RECORDED DATA:
--

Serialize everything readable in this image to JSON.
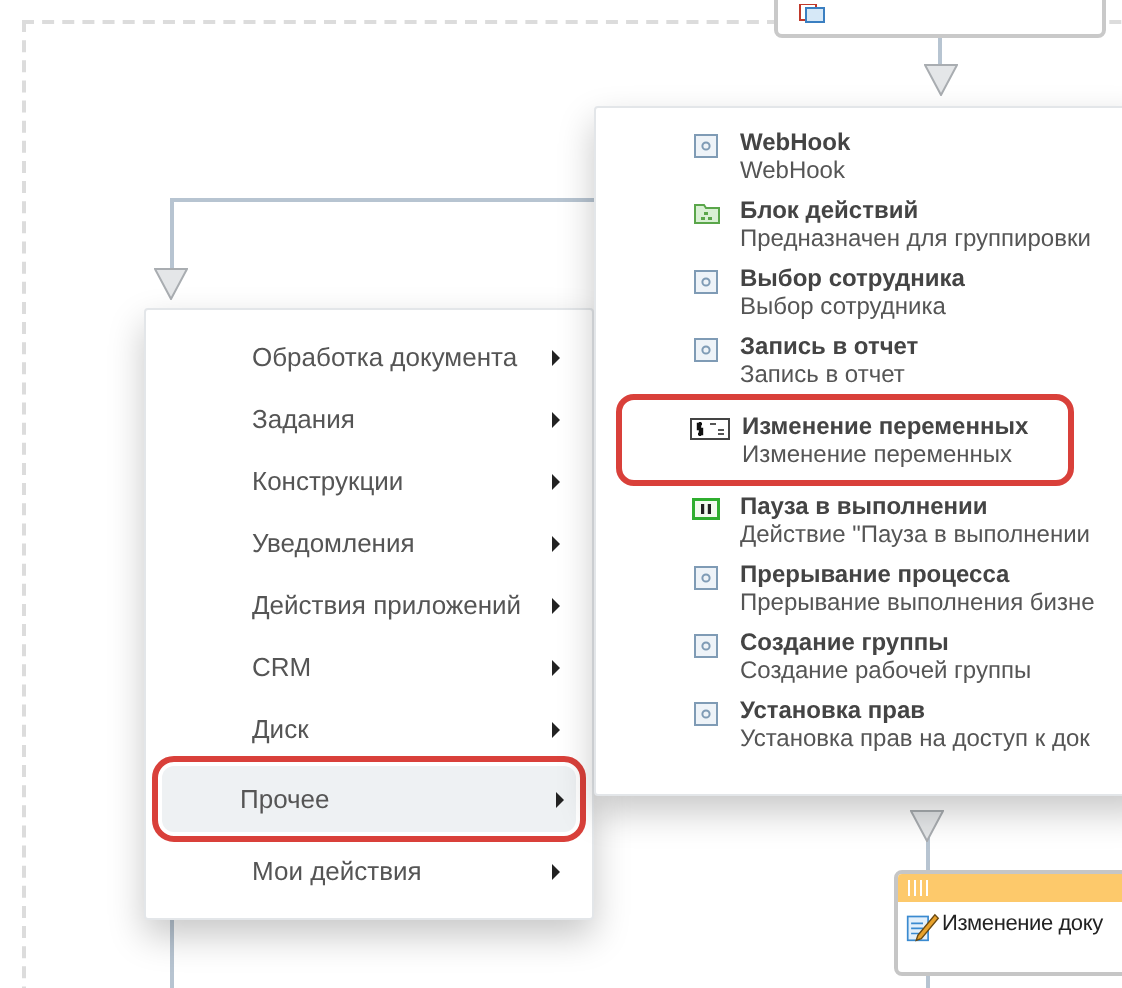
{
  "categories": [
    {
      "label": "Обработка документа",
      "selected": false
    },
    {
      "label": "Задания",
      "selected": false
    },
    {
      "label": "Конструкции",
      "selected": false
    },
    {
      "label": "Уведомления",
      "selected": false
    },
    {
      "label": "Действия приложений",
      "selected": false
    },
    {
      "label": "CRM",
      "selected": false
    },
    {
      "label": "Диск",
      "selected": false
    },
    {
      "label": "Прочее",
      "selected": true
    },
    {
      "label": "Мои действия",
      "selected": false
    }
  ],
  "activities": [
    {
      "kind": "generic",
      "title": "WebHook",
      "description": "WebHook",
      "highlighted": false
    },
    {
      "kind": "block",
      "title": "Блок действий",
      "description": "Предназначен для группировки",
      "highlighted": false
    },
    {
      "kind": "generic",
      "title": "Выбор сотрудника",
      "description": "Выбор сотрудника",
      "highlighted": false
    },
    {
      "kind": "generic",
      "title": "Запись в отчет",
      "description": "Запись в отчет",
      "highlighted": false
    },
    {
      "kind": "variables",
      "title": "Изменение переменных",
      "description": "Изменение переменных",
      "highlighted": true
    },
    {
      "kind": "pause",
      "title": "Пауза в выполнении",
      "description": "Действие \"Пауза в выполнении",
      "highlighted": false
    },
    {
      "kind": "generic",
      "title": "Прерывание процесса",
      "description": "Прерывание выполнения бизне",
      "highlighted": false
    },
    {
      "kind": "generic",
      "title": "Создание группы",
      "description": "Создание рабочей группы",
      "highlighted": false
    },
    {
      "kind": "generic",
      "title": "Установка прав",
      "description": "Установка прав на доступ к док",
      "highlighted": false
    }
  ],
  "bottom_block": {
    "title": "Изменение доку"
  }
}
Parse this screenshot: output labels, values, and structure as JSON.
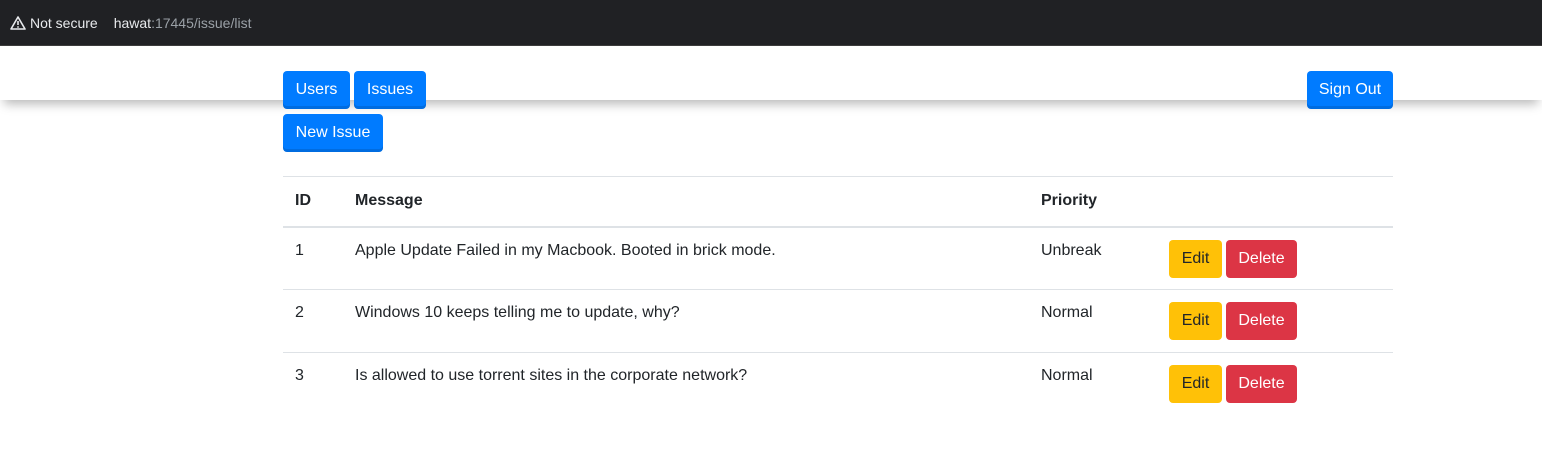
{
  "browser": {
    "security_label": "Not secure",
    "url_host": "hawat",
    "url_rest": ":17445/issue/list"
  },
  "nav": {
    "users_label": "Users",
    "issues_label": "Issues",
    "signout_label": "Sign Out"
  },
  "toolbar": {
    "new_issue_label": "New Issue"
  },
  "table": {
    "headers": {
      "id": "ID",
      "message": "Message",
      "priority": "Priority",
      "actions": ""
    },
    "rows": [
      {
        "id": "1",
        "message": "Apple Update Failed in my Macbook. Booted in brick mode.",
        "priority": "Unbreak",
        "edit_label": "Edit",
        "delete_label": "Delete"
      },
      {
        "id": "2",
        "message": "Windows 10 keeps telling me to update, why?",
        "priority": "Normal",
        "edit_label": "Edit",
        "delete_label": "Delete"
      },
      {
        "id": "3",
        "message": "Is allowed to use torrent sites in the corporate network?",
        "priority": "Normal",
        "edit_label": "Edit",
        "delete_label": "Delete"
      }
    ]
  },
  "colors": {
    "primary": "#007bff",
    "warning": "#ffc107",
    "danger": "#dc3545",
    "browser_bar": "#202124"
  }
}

--

Note every line above where the string "this" shows up, and copy those lines.

Serialize everything readable in this image to JSON.
Parse this screenshot: output labels, values, and structure as JSON.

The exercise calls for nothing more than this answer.